What you should do — Strip the pictures and reproduce the rest of the listing exactly.

Data listing —
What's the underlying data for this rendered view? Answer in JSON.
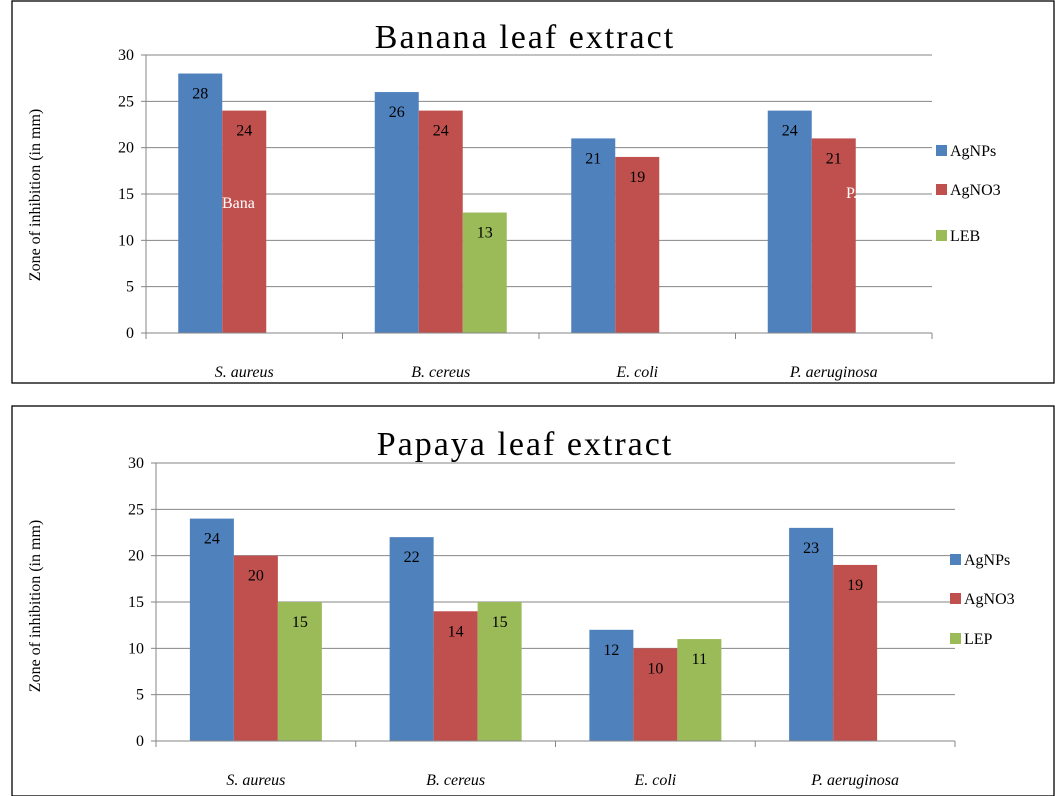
{
  "chart_data": [
    {
      "type": "bar",
      "title": "Banana leaf extract",
      "ylabel": "Zone of inhibition (in mm)",
      "xlabel": "",
      "categories": [
        "S. aureus",
        "B. cereus",
        "E. coli",
        "P. aeruginosa"
      ],
      "series": [
        {
          "name": "AgNPs",
          "values": [
            28,
            26,
            21,
            24
          ]
        },
        {
          "name": "AgNO3",
          "values": [
            24,
            24,
            19,
            21
          ]
        },
        {
          "name": "LEB",
          "values": [
            null,
            13,
            null,
            null
          ]
        }
      ],
      "ylim": [
        0,
        30
      ],
      "yticks": [
        "0",
        "5",
        "10",
        "15",
        "20",
        "25",
        "30"
      ],
      "grid": true,
      "legend": "right",
      "overlay_fragments": [
        "Bana",
        "P..."
      ]
    },
    {
      "type": "bar",
      "title": "Papaya leaf extract",
      "ylabel": "Zone of inhibition (in mm)",
      "xlabel": "",
      "categories": [
        "S. aureus",
        "B. cereus",
        "E. coli",
        "P. aeruginosa"
      ],
      "series": [
        {
          "name": "AgNPs",
          "values": [
            24,
            22,
            12,
            23
          ]
        },
        {
          "name": "AgNO3",
          "values": [
            20,
            14,
            10,
            19
          ]
        },
        {
          "name": "LEP",
          "values": [
            15,
            15,
            11,
            null
          ]
        }
      ],
      "ylim": [
        0,
        30
      ],
      "yticks": [
        "0",
        "5",
        "10",
        "15",
        "20",
        "25",
        "30"
      ],
      "grid": true,
      "legend": "right"
    }
  ],
  "colors": {
    "series": [
      "#4F81BD",
      "#C0504D",
      "#9BBB59"
    ],
    "grid": "#868686",
    "frame": "#000000"
  }
}
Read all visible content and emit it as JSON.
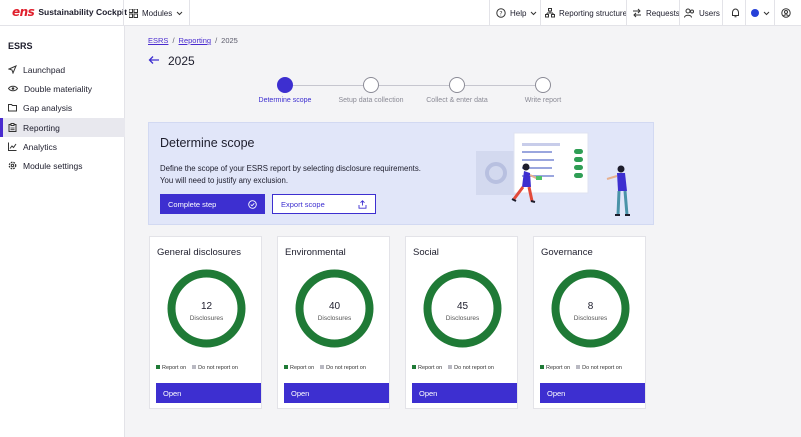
{
  "app": {
    "logo_mark": "ens",
    "logo_text": "Sustainability Cockpit"
  },
  "topbar": {
    "modules_label": "Modules",
    "help_label": "Help",
    "reporting_structure_label": "Reporting structure",
    "requests_label": "Requests",
    "users_label": "Users"
  },
  "sidebar": {
    "title": "ESRS",
    "items": [
      {
        "label": "Launchpad",
        "icon": "rocket-icon"
      },
      {
        "label": "Double materiality",
        "icon": "eye-icon"
      },
      {
        "label": "Gap analysis",
        "icon": "folder-icon"
      },
      {
        "label": "Reporting",
        "icon": "clipboard-icon",
        "active": true
      },
      {
        "label": "Analytics",
        "icon": "chart-icon"
      },
      {
        "label": "Module settings",
        "icon": "gear-icon"
      }
    ]
  },
  "breadcrumb": {
    "items": [
      "ESRS",
      "Reporting",
      "2025"
    ]
  },
  "page": {
    "title": "2025"
  },
  "stepper": {
    "steps": [
      {
        "label": "Determine scope",
        "active": true
      },
      {
        "label": "Setup data collection",
        "active": false
      },
      {
        "label": "Collect & enter data",
        "active": false
      },
      {
        "label": "Write report",
        "active": false
      }
    ]
  },
  "banner": {
    "title": "Determine scope",
    "description_line1": "Define the scope of your ESRS report by selecting disclosure requirements.",
    "description_line2": "You will need to justify any exclusion.",
    "complete_label": "Complete step",
    "export_label": "Export scope"
  },
  "cards": [
    {
      "title": "General disclosures",
      "count": "12",
      "unit": "Disclosures",
      "report_on_label": "Report on",
      "not_report_label": "Do not report on",
      "open_label": "Open",
      "report_on_fraction": 1.0
    },
    {
      "title": "Environmental",
      "count": "40",
      "unit": "Disclosures",
      "report_on_label": "Report on",
      "not_report_label": "Do not report on",
      "open_label": "Open",
      "report_on_fraction": 1.0
    },
    {
      "title": "Social",
      "count": "45",
      "unit": "Disclosures",
      "report_on_label": "Report on",
      "not_report_label": "Do not report on",
      "open_label": "Open",
      "report_on_fraction": 1.0
    },
    {
      "title": "Governance",
      "count": "8",
      "unit": "Disclosures",
      "report_on_label": "Report on",
      "not_report_label": "Do not report on",
      "open_label": "Open",
      "report_on_fraction": 1.0
    }
  ],
  "colors": {
    "accent": "#3d2fd0",
    "report_on": "#1f7a36",
    "not_report": "#b9b9c2",
    "banner_bg": "#e1e6f9",
    "logo_red": "#e0202d"
  }
}
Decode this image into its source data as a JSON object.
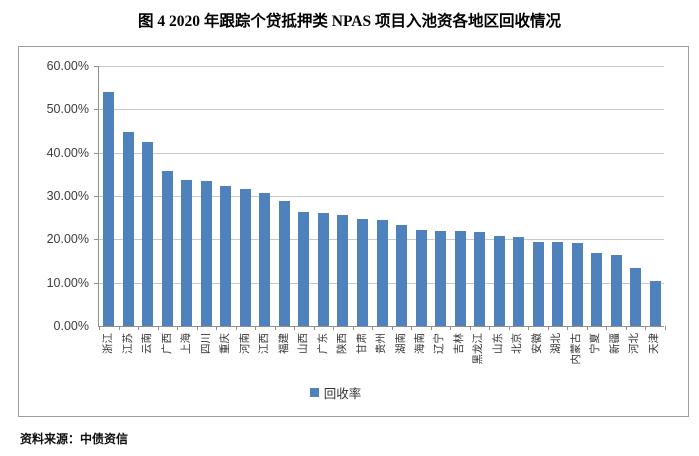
{
  "figure": {
    "title": "图 4 2020 年跟踪个贷抵押类 NPAS 项目入池资各地区回收情况",
    "source": "资料来源：中债资信"
  },
  "chart_data": {
    "type": "bar",
    "title": "图 4 2020 年跟踪个贷抵押类 NPAS 项目入池资各地区回收情况",
    "categories": [
      "浙江",
      "江苏",
      "云南",
      "广西",
      "上海",
      "四川",
      "重庆",
      "河南",
      "江西",
      "福建",
      "山西",
      "广东",
      "陕西",
      "甘肃",
      "贵州",
      "湖南",
      "海南",
      "辽宁",
      "吉林",
      "黑龙江",
      "山东",
      "北京",
      "安徽",
      "湖北",
      "内蒙古",
      "宁夏",
      "新疆",
      "河北",
      "天津"
    ],
    "series": [
      {
        "name": "回收率",
        "values": [
          54.0,
          44.8,
          42.5,
          35.7,
          33.7,
          33.5,
          32.4,
          31.6,
          30.7,
          28.9,
          26.3,
          26.0,
          25.6,
          24.6,
          24.5,
          23.3,
          22.2,
          22.0,
          22.0,
          21.8,
          20.8,
          20.6,
          19.5,
          19.3,
          19.2,
          16.9,
          16.4,
          13.3,
          10.3
        ]
      }
    ],
    "value_unit": "percent",
    "xlabel": "",
    "ylabel": "",
    "ylim": [
      0,
      60
    ],
    "ytick_step": 10,
    "ytick_labels": [
      "0.00%",
      "10.00%",
      "20.00%",
      "30.00%",
      "40.00%",
      "50.00%",
      "60.00%"
    ],
    "grid": true,
    "legend_position": "bottom",
    "bar_color": "#4f81bd"
  }
}
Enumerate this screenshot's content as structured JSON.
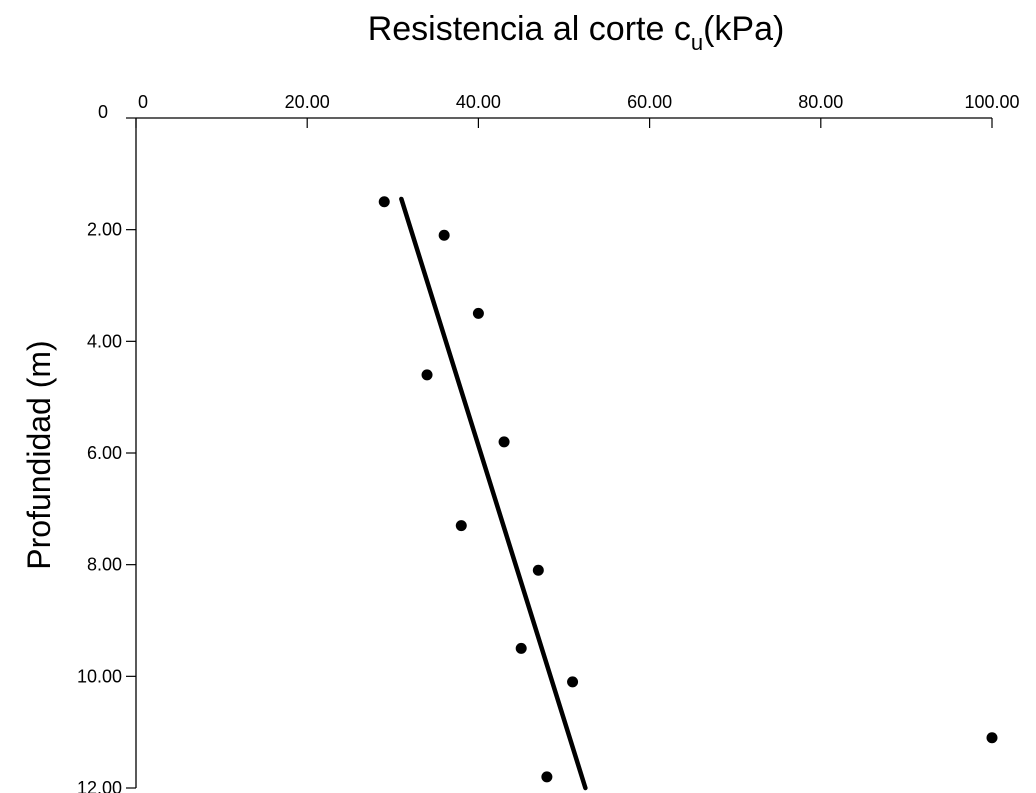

Final result —
What's the underlying data for this rendered view? Answer in JSON.
{
  "chart_data": [
    {
      "type": "bar",
      "title": "Banana leaf extract",
      "ylabel": "Zone of inhibition (in mm)",
      "xlabel": "",
      "categories": [
        "S. aureus",
        "B. cereus",
        "E. coli",
        "P. aeruginosa"
      ],
      "series": [
        {
          "name": "AgNPs",
          "values": [
            28,
            26,
            21,
            24
          ]
        },
        {
          "name": "AgNO3",
          "values": [
            24,
            24,
            19,
            21
          ]
        },
        {
          "name": "LEB",
          "values": [
            null,
            13,
            null,
            null
          ]
        }
      ],
      "ylim": [
        0,
        30
      ],
      "yticks": [
        "0",
        "5",
        "10",
        "15",
        "20",
        "25",
        "30"
      ],
      "grid": true,
      "legend": "right",
      "overlay_fragments": [
        "Bana",
        "P..."
      ]
    },
    {
      "type": "bar",
      "title": "Papaya leaf extract",
      "ylabel": "Zone of inhibition (in mm)",
      "xlabel": "",
      "categories": [
        "S. aureus",
        "B. cereus",
        "E. coli",
        "P. aeruginosa"
      ],
      "series": [
        {
          "name": "AgNPs",
          "values": [
            24,
            22,
            12,
            23
          ]
        },
        {
          "name": "AgNO3",
          "values": [
            20,
            14,
            10,
            19
          ]
        },
        {
          "name": "LEP",
          "values": [
            15,
            15,
            11,
            null
          ]
        }
      ],
      "ylim": [
        0,
        30
      ],
      "yticks": [
        "0",
        "5",
        "10",
        "15",
        "20",
        "25",
        "30"
      ],
      "grid": true,
      "legend": "right"
    }
  ],
  "colors": {
    "series": [
      "#4F81BD",
      "#C0504D",
      "#9BBB59"
    ],
    "grid": "#868686",
    "frame": "#000000"
  }
}
Read all visible content and emit it as JSON.
{
  "app": {
    "logo_mark": "ens",
    "logo_text": "Sustainability Cockpit"
  },
  "topbar": {
    "modules_label": "Modules",
    "help_label": "Help",
    "reporting_structure_label": "Reporting structure",
    "requests_label": "Requests",
    "users_label": "Users"
  },
  "sidebar": {
    "title": "ESRS",
    "items": [
      {
        "label": "Launchpad",
        "icon": "rocket-icon"
      },
      {
        "label": "Double materiality",
        "icon": "eye-icon"
      },
      {
        "label": "Gap analysis",
        "icon": "folder-icon"
      },
      {
        "label": "Reporting",
        "icon": "clipboard-icon",
        "active": true
      },
      {
        "label": "Analytics",
        "icon": "chart-icon"
      },
      {
        "label": "Module settings",
        "icon": "gear-icon"
      }
    ]
  },
  "breadcrumb": {
    "items": [
      "ESRS",
      "Reporting",
      "2025"
    ]
  },
  "page": {
    "title": "2025"
  },
  "stepper": {
    "steps": [
      {
        "label": "Determine scope",
        "active": true
      },
      {
        "label": "Setup data collection",
        "active": false
      },
      {
        "label": "Collect & enter data",
        "active": false
      },
      {
        "label": "Write report",
        "active": false
      }
    ]
  },
  "banner": {
    "title": "Determine scope",
    "description_line1": "Define the scope of your ESRS report by selecting disclosure requirements.",
    "description_line2": "You will need to justify any exclusion.",
    "complete_label": "Complete step",
    "export_label": "Export scope"
  },
  "cards": [
    {
      "title": "General disclosures",
      "count": "12",
      "unit": "Disclosures",
      "report_on_label": "Report on",
      "not_report_label": "Do not report on",
      "open_label": "Open",
      "report_on_fraction": 1.0
    },
    {
      "title": "Environmental",
      "count": "40",
      "unit": "Disclosures",
      "report_on_label": "Report on",
      "not_report_label": "Do not report on",
      "open_label": "Open",
      "report_on_fraction": 1.0
    },
    {
      "title": "Social",
      "count": "45",
      "unit": "Disclosures",
      "report_on_label": "Report on",
      "not_report_label": "Do not report on",
      "open_label": "Open",
      "report_on_fraction": 1.0
    },
    {
      "title": "Governance",
      "count": "8",
      "unit": "Disclosures",
      "report_on_label": "Report on",
      "not_report_label": "Do not report on",
      "open_label": "Open",
      "report_on_fraction": 1.0
    }
  ],
  "colors": {
    "accent": "#3d2fd0",
    "report_on": "#1f7a36",
    "not_report": "#b9b9c2",
    "banner_bg": "#e1e6f9",
    "logo_red": "#e0202d"
  }
}
Decode this image into its source data as a JSON object.
{
  "figure": {
    "title": "图 4 2020 年跟踪个贷抵押类 NPAS 项目入池资各地区回收情况",
    "source": "资料来源：中债资信"
  },
  "chart_data": {
    "type": "bar",
    "title": "图 4 2020 年跟踪个贷抵押类 NPAS 项目入池资各地区回收情况",
    "categories": [
      "浙江",
      "江苏",
      "云南",
      "广西",
      "上海",
      "四川",
      "重庆",
      "河南",
      "江西",
      "福建",
      "山西",
      "广东",
      "陕西",
      "甘肃",
      "贵州",
      "湖南",
      "海南",
      "辽宁",
      "吉林",
      "黑龙江",
      "山东",
      "北京",
      "安徽",
      "湖北",
      "内蒙古",
      "宁夏",
      "新疆",
      "河北",
      "天津"
    ],
    "series": [
      {
        "name": "回收率",
        "values": [
          54.0,
          44.8,
          42.5,
          35.7,
          33.7,
          33.5,
          32.4,
          31.6,
          30.7,
          28.9,
          26.3,
          26.0,
          25.6,
          24.6,
          24.5,
          23.3,
          22.2,
          22.0,
          22.0,
          21.8,
          20.8,
          20.6,
          19.5,
          19.3,
          19.2,
          16.9,
          16.4,
          13.3,
          10.3
        ]
      }
    ],
    "value_unit": "percent",
    "xlabel": "",
    "ylabel": "",
    "ylim": [
      0,
      60
    ],
    "ytick_step": 10,
    "ytick_labels": [
      "0.00%",
      "10.00%",
      "20.00%",
      "30.00%",
      "40.00%",
      "50.00%",
      "60.00%"
    ],
    "grid": true,
    "legend_position": "bottom",
    "bar_color": "#4f81bd"
  }
}
Enumerate this screenshot's content as structured JSON.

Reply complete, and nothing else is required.